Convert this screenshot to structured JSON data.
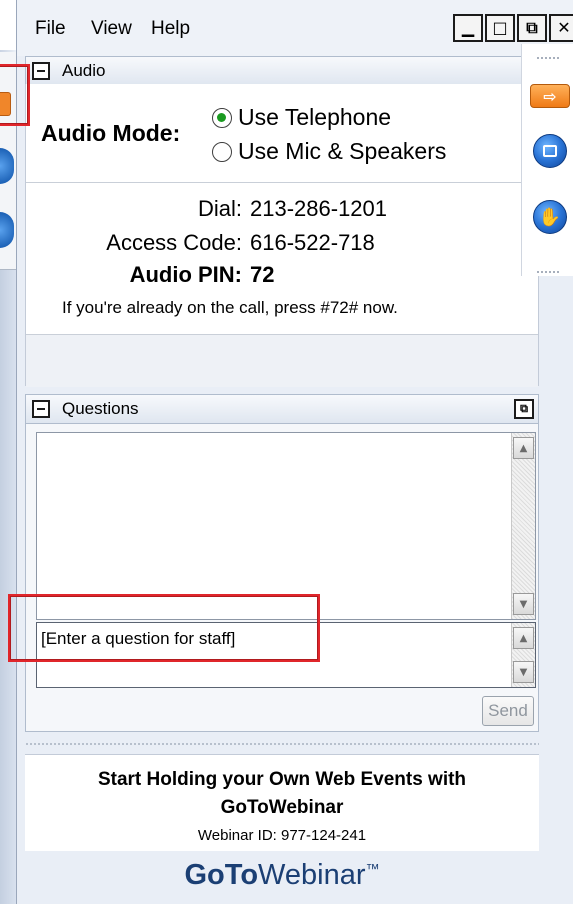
{
  "menu": {
    "file": "File",
    "view": "View",
    "help": "Help"
  },
  "window_buttons": {
    "minimize": "▁",
    "maximize": "□",
    "restore": "⧉",
    "close": "✕"
  },
  "audio": {
    "title": "Audio",
    "mode_label": "Audio Mode:",
    "options": [
      {
        "label": "Use Telephone",
        "checked": true
      },
      {
        "label": "Use Mic & Speakers",
        "checked": false
      }
    ],
    "dial_label": "Dial:",
    "dial_value": "213-286-1201",
    "access_label": "Access Code:",
    "access_value": "616-522-718",
    "pin_label": "Audio PIN:",
    "pin_value": "72",
    "already_text": "If you're already on the call, press #72# now."
  },
  "toolbar": {
    "orange_arrow": "⇨",
    "hand": "✋"
  },
  "questions": {
    "title": "Questions",
    "expand_icon": "⧉",
    "input_value": "[Enter a question for staff]",
    "send_label": "Send"
  },
  "promo": {
    "line1": "Start Holding your Own Web Events with",
    "line2": "GoToWebinar",
    "webinar_id": "Webinar ID: 977-124-241",
    "logo_go": "Go",
    "logo_to": "To",
    "logo_web": "Webinar",
    "logo_tm": "™"
  },
  "colors": {
    "accent_orange": "#ef7a16",
    "logo_blue": "#1b3f74",
    "radio_green": "#1a9a20",
    "highlight_red": "#e0262b"
  }
}
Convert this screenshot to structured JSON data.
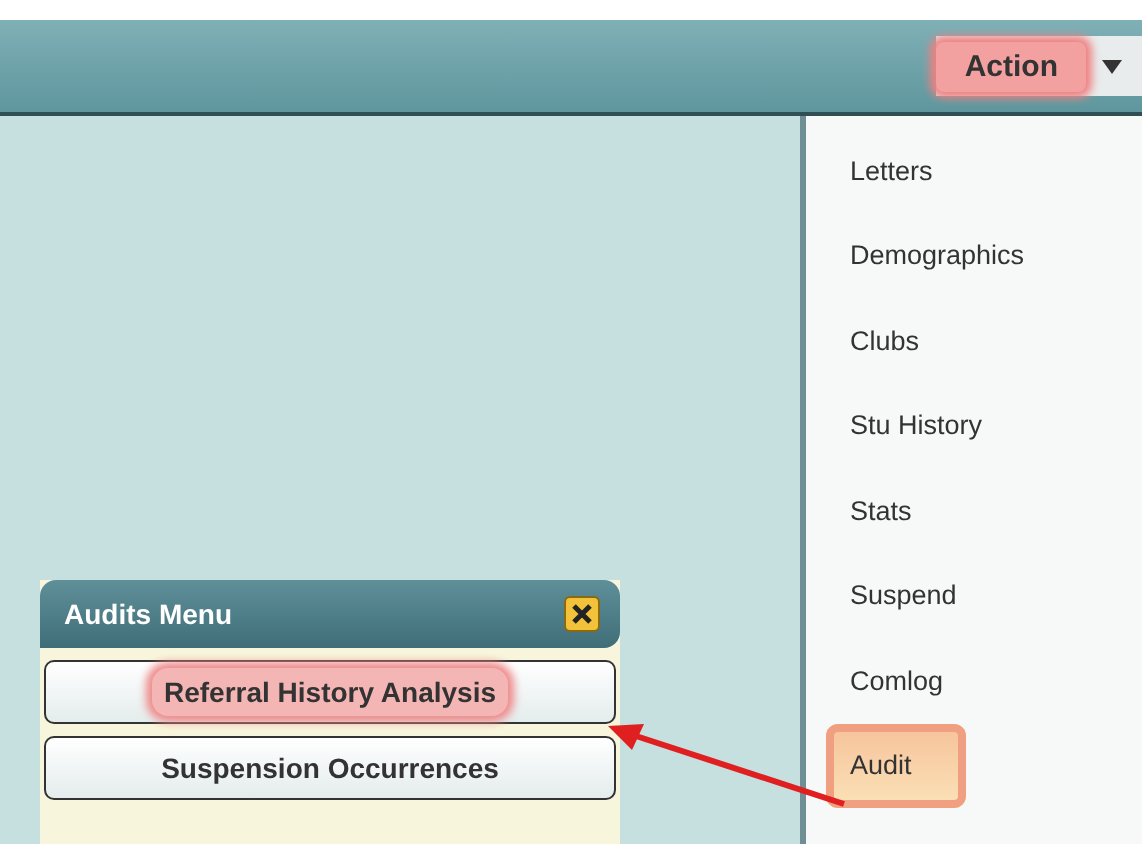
{
  "toolbar": {
    "action_button": {
      "label": "Action",
      "highlighted": true
    }
  },
  "action_menu": {
    "items": [
      {
        "label": "Letters",
        "highlighted": false
      },
      {
        "label": "Demographics",
        "highlighted": false
      },
      {
        "label": "Clubs",
        "highlighted": false
      },
      {
        "label": "Stu History",
        "highlighted": false
      },
      {
        "label": "Stats",
        "highlighted": false
      },
      {
        "label": "Suspend",
        "highlighted": false
      },
      {
        "label": "Comlog",
        "highlighted": false
      },
      {
        "label": "Audit",
        "highlighted": true
      }
    ]
  },
  "audits_menu": {
    "title": "Audits Menu",
    "items": [
      {
        "label": "Referral History Analysis",
        "highlighted": true
      },
      {
        "label": "Suspension Occurrences",
        "highlighted": false
      }
    ]
  }
}
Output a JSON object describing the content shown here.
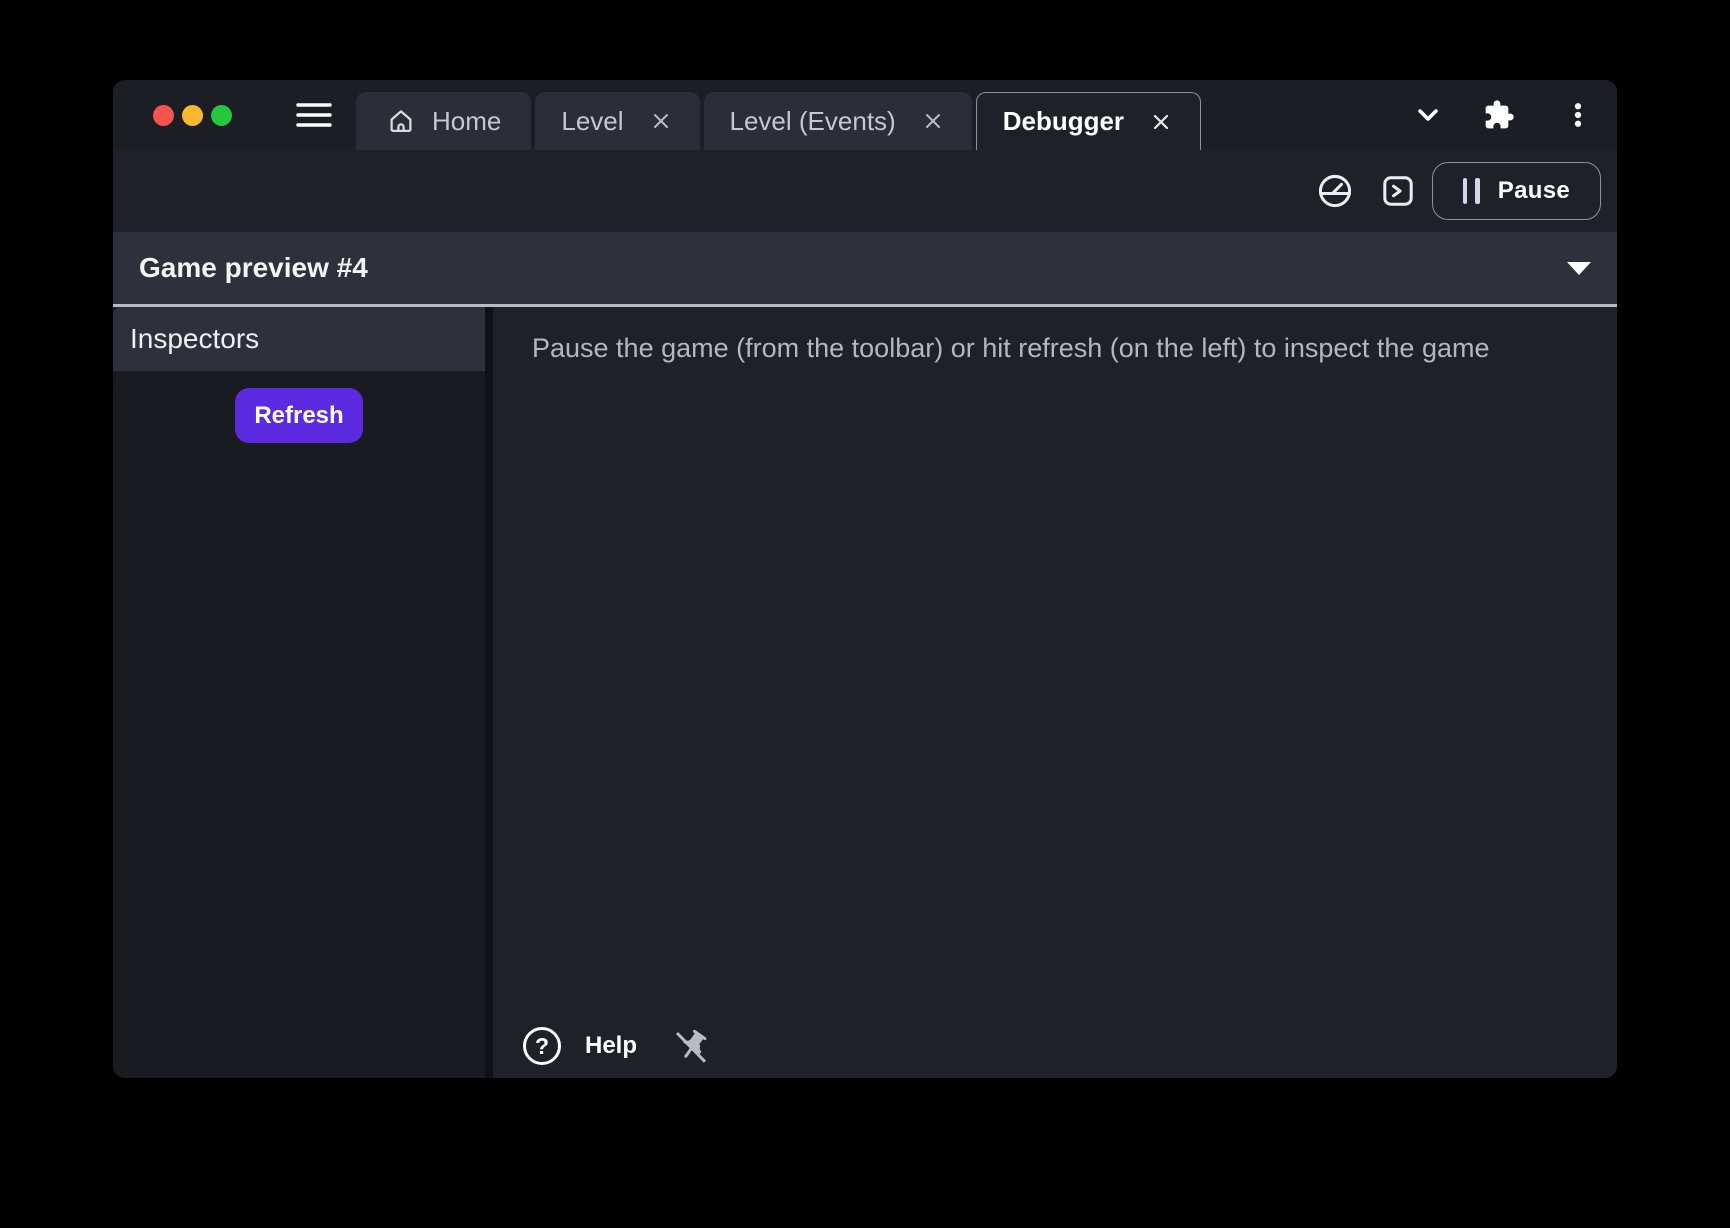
{
  "titlebar": {
    "tabs": [
      {
        "label": "Home"
      },
      {
        "label": "Level"
      },
      {
        "label": "Level (Events)"
      },
      {
        "label": "Debugger"
      }
    ]
  },
  "toolbar": {
    "pause_label": "Pause"
  },
  "preview": {
    "title": "Game preview #4"
  },
  "sidebar": {
    "title": "Inspectors",
    "refresh_label": "Refresh"
  },
  "main": {
    "message": "Pause the game (from the toolbar) or hit refresh (on the left) to inspect the game",
    "help_label": "Help"
  },
  "icons": {
    "help_glyph": "?"
  },
  "colors": {
    "accent_purple": "#5c2be1",
    "traffic_red": "#f4544f",
    "traffic_yellow": "#f9b82d",
    "traffic_green": "#27c63f",
    "divider_light": "#b9bbc4"
  }
}
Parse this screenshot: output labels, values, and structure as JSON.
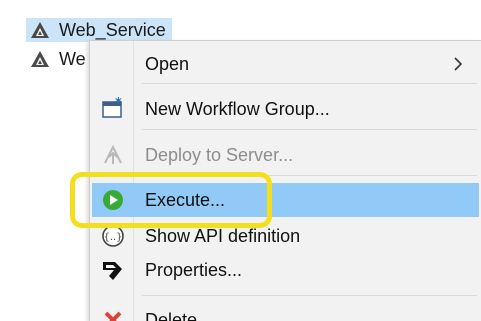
-----
| Written request |
Write out, please, the lines of the listing above from the one with "Output a JSON" through the very last, exactly as given and with no pictures.

| The result |
Output a JSON object describing the content shown here.
{
  "titlebar": {
    "tabs": [
      {
        "label": "Home"
      },
      {
        "label": "Level"
      },
      {
        "label": "Level (Events)"
      },
      {
        "label": "Debugger"
      }
    ]
  },
  "toolbar": {
    "pause_label": "Pause"
  },
  "preview": {
    "title": "Game preview #4"
  },
  "sidebar": {
    "title": "Inspectors",
    "refresh_label": "Refresh"
  },
  "main": {
    "message": "Pause the game (from the toolbar) or hit refresh (on the left) to inspect the game",
    "help_label": "Help"
  },
  "icons": {
    "help_glyph": "?"
  },
  "colors": {
    "accent_purple": "#5c2be1",
    "traffic_red": "#f4544f",
    "traffic_yellow": "#f9b82d",
    "traffic_green": "#27c63f",
    "divider_light": "#b9bbc4"
  }
}
Parse this screenshot: output labels, values, and structure as JSON.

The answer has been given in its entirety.